§ **Exercise directions**: Search the records that follow and extract every line containing the string "tous".

Recorded data:

— BEGIN —

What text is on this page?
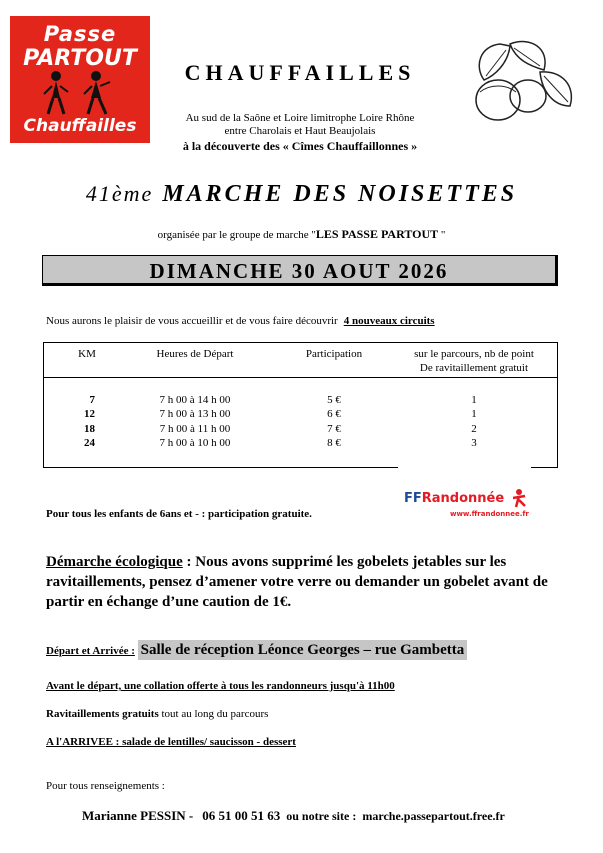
Passe
PARTOUT
Chauffailles
CHAUFFAILLES
Au sud de la Saône et Loire limitrophe Loire Rhône
entre Charolais et Haut Beaujolais
à la découverte des « Cîmes Chauffaillonnes »
41ème MARCHE DES NOISETTES
organisée par le groupe de marche "LES PASSE PARTOUT "
DIMANCHE 30 AOUT 2026
Nous aurons le plaisir de vous accueillir et de vous faire découvrir 4 nouveaux circuits
KM	Heures de Départ	Participation	sur le parcours, nb de point
De ravitaillement gratuit
7	7 h 00 à 14 h 00	5 €	1
12	7 h 00 à 13 h 00	6 €	1
18	7 h 00 à 11 h 00	7 €	2
24	7 h 00 à 10 h 00	8 €	3
FFRandonnée
www.ffrandonnee.fr
Pour tous les enfants de 6ans et - : participation gratuite.
Démarche écologique : Nous avons supprimé les gobelets jetables sur les ravitaillements, pensez d’amener votre verre ou demander un gobelet avant de partir en échange d’une caution de 1€.
Départ et Arrivée : Salle de réception Léonce Georges – rue Gambetta
Avant le départ, une collation offerte à tous les randonneurs jusqu'à 11h00
Ravitaillements gratuits tout au long du parcours
A l'ARRIVEE : salade de lentilles/ saucisson - dessert
Pour tous renseignements :
Marianne PESSIN - 06 51 00 51 63 ou notre site : marche.passepartout.free.fr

— END —

§ **The answer**:
Pour tous les enfants de 6ans et - : participation gratuite.
Avant le départ, une collation offerte à tous les randonneurs jusqu'à 11h00
Pour tous renseignements :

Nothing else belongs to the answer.